*Given exercise A*
Reproduce the entire passage on Kubernetes Pod subnet advertisement with ACI, keeping every word and character unchanged.
=== Reading passage ===
The node receiving the traffic, not having a Pod running anymore with that IP, will return the traffic back to ACI, following the default route. This will lead to routing loops, and in both cases ACI Rogue EP Control will be triggered and the whole cluster connectivity will be impacted.
Note: This is a simplified explanation, and there are differences in the behavior of Cluster-Pool vs. Multi-Pool. A detailed root-cause analysis is available in this GitHub issue: https://github.com/cilium/cilium/issues/31079.
The solution is quite simple: When using L2 Pod Subnet advertisement, ALL your Kubernetes nodes need to have a blackhole route (route to null) for the ipv4NativeRoutingCIDR.
This design aims to provide you with an easy and high scalable design; however, it comes with the following drawbacks:
1. External services can only be advertised as “Cluster Scope”: since all the incoming traffic has to pass through a subset of Kubernetes nodes, we need to be able to perform a second-stage load balancing to reach the “correct” node.
2. Potential bottle necks for ingress traffic
3. BGP cannot be used anymore to advertise the Pod subnets.
For issue (1) there is no solution; this is a trade-off we make to achieve a more scalable and simple design. Issue (2) can be easily addressed with either vertical or horizontal scaling, as detailed in the “Cilium BGP design” section in this document.
===
*Given exercise B*
Render the region boundary data entries as a Markdown table with the columns "No." and "Entry", starting at the first entry and stopping after the one that contains "tab-security[interactable]: Security xyxy=(1084,103,1153,130)". Number each row and leave out any blank lines.
=== Information shown ===
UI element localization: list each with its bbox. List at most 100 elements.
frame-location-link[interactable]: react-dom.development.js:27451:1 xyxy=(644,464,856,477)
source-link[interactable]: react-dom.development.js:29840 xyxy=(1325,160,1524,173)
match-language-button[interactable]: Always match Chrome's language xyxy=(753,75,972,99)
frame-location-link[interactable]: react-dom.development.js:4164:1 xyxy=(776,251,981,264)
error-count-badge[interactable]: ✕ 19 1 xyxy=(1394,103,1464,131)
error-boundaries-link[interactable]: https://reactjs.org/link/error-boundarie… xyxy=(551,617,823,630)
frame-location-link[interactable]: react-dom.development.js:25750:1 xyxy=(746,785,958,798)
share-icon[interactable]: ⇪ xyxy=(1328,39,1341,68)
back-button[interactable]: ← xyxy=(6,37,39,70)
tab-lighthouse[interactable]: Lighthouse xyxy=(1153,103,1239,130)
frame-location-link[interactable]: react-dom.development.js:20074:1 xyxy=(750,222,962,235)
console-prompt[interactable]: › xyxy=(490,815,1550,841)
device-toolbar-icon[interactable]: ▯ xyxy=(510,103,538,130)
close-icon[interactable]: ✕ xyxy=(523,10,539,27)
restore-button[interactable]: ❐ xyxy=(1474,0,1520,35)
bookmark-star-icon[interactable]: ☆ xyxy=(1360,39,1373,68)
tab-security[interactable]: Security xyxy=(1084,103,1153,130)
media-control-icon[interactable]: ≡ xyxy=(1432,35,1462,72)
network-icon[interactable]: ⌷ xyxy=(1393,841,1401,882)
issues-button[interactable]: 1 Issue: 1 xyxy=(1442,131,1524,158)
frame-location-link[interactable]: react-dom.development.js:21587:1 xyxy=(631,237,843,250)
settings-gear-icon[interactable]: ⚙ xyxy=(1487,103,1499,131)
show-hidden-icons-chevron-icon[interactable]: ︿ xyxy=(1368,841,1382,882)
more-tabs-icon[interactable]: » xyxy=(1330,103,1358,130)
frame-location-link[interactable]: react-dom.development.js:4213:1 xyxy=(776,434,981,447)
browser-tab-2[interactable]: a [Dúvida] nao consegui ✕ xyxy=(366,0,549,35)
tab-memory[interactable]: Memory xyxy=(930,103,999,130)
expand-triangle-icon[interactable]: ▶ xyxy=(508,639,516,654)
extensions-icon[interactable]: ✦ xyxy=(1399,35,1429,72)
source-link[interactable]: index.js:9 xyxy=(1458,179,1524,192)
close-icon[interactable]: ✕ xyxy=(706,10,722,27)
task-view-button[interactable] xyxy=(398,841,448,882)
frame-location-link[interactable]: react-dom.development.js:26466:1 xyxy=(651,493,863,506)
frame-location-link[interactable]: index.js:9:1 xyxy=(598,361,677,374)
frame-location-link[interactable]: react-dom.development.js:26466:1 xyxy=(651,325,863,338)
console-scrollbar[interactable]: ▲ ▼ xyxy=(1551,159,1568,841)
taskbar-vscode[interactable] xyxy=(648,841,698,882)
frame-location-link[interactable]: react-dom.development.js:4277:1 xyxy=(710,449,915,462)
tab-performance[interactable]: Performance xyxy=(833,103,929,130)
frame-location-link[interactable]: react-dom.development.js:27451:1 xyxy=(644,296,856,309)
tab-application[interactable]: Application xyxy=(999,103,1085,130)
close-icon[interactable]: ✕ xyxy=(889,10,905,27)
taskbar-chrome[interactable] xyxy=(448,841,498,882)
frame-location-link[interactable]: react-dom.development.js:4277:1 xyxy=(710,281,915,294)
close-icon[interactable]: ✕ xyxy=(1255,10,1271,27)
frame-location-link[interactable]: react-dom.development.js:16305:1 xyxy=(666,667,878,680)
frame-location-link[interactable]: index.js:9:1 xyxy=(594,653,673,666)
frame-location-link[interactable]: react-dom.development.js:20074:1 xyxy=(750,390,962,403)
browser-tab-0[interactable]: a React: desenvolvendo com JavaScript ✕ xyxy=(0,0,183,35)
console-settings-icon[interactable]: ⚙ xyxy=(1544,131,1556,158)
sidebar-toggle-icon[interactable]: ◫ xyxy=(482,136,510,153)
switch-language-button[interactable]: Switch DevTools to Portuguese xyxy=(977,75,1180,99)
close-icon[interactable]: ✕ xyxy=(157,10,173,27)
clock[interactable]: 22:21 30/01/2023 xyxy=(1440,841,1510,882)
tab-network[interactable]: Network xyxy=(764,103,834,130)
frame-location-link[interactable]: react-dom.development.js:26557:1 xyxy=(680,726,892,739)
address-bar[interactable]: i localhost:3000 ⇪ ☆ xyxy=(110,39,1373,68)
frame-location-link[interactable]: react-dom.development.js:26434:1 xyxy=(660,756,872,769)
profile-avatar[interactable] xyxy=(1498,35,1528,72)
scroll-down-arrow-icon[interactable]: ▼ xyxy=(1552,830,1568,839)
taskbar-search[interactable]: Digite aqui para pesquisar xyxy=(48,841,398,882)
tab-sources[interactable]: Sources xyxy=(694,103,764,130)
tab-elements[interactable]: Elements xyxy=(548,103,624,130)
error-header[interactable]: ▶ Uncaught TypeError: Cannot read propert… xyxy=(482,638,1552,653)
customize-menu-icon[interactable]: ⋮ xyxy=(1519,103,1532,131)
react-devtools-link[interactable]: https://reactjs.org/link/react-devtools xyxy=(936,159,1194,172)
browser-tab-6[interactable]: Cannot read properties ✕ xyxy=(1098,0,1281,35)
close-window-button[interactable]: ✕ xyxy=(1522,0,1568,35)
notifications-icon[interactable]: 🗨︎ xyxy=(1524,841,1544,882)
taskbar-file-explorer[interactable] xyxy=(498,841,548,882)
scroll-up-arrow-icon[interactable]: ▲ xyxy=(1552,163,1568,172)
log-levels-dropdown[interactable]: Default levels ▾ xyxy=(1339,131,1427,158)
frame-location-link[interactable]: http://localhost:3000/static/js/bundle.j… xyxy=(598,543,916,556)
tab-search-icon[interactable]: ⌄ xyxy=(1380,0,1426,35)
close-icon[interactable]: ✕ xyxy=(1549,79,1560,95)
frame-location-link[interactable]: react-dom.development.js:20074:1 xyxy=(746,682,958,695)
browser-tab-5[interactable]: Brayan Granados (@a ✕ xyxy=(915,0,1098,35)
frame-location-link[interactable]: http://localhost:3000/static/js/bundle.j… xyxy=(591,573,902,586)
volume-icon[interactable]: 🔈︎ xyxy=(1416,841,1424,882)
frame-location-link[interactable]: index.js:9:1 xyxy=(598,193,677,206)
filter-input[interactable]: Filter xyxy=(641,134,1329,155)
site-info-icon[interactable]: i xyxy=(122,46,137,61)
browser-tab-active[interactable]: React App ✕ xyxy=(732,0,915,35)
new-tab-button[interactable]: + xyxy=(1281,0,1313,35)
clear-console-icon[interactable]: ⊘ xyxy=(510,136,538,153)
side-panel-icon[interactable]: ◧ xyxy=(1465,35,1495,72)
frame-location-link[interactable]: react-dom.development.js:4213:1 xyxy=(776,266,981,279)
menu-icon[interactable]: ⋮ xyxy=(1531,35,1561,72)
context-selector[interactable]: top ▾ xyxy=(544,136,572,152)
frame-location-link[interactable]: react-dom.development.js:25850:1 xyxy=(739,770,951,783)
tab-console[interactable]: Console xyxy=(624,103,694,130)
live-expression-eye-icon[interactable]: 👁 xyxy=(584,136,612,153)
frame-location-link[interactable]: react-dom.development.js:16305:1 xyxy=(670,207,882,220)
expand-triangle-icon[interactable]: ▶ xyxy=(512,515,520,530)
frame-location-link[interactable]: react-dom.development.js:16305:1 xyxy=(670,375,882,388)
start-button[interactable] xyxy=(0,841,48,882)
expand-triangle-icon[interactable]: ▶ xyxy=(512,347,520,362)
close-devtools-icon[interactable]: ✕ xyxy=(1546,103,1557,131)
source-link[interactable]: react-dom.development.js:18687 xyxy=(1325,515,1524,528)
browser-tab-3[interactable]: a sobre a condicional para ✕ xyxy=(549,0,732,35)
===
*Worked solution A*
The node receiving the traffic, not having a Pod running anymore with that IP, will return the traffic back to ACI, following the default route. This will lead to routing loops, and in both cases ACI Rogue EP Control will be triggered and the whole cluster connectivity will be impacted.
Note: This is a simplified explanation, and there are differences in the behavior of Cluster-Pool vs. Multi-Pool. A detailed root-cause analysis is available in this GitHub issue: https://github.com/cilium/cilium/issues/31079.
The solution is quite simple: When using L2 Pod Subnet advertisement, ALL your Kubernetes nodes need to have a blackhole route (route to null) for the ipv4NativeRoutingCIDR.
This design aims to provide you with an easy and high scalable design; however, it comes with the following drawbacks:
1. External services can only be advertised as “Cluster Scope”: since all the incoming traffic has to pass through a subset of Kubernetes nodes, we need to be able to perform a second-stage load balancing to reach the “correct” node.
2. Potential bottle necks for ingress traffic
3. BGP cannot be used anymore to advertise the Pod subnets.
For issue (1) there is no solution; this is a trade-off we make to achieve a more scalable and simple design. Issue (2) can be easily addressed with either vertical or horizontal scaling, as detailed in the “Cilium BGP design” section in this document.

*Worked solution B*
| No. | Entry |
|---|---|
| 1 | UI element localization: list each with its bbox. List at most 100 elements. |
| 2 | frame-location-link[interactable]: react-dom.development.js:27451:1 xyxy=(644,464,856,477) |
| 3 | source-link[interactable]: react-dom.development.js:29840 xyxy=(1325,160,1524,173) |
| 4 | match-language-button[interactable]: Always match Chrome's language xyxy=(753,75,972,99) |
| 5 | frame-location-link[interactable]: react-dom.development.js:4164:1 xyxy=(776,251,981,264) |
| 6 | error-count-badge[interactable]: ✕ 19 1 xyxy=(1394,103,1464,131) |
| 7 | error-boundaries-link[interactable]: https://reactjs.org/link/error-boundarie… xyxy=(551,617,823,630) |
| 8 | frame-location-link[interactable]: react-dom.development.js:25750:1 xyxy=(746,785,958,798) |
| 9 | share-icon[interactable]: ⇪ xyxy=(1328,39,1341,68) |
| 10 | back-button[interactable]: ← xyxy=(6,37,39,70) |
| 11 | tab-lighthouse[interactable]: Lighthouse xyxy=(1153,103,1239,130) |
| 12 | frame-location-link[interactable]: react-dom.development.js:20074:1 xyxy=(750,222,962,235) |
| 13 | console-prompt[interactable]: › xyxy=(490,815,1550,841) |
| 14 | device-toolbar-icon[interactable]: ▯ xyxy=(510,103,538,130) |
| 15 | close-icon[interactable]: ✕ xyxy=(523,10,539,27) |
| 16 | restore-button[interactable]: ❐ xyxy=(1474,0,1520,35) |
| 17 | bookmark-star-icon[interactable]: ☆ xyxy=(1360,39,1373,68) |
| 18 | tab-security[interactable]: Security xyxy=(1084,103,1153,130) |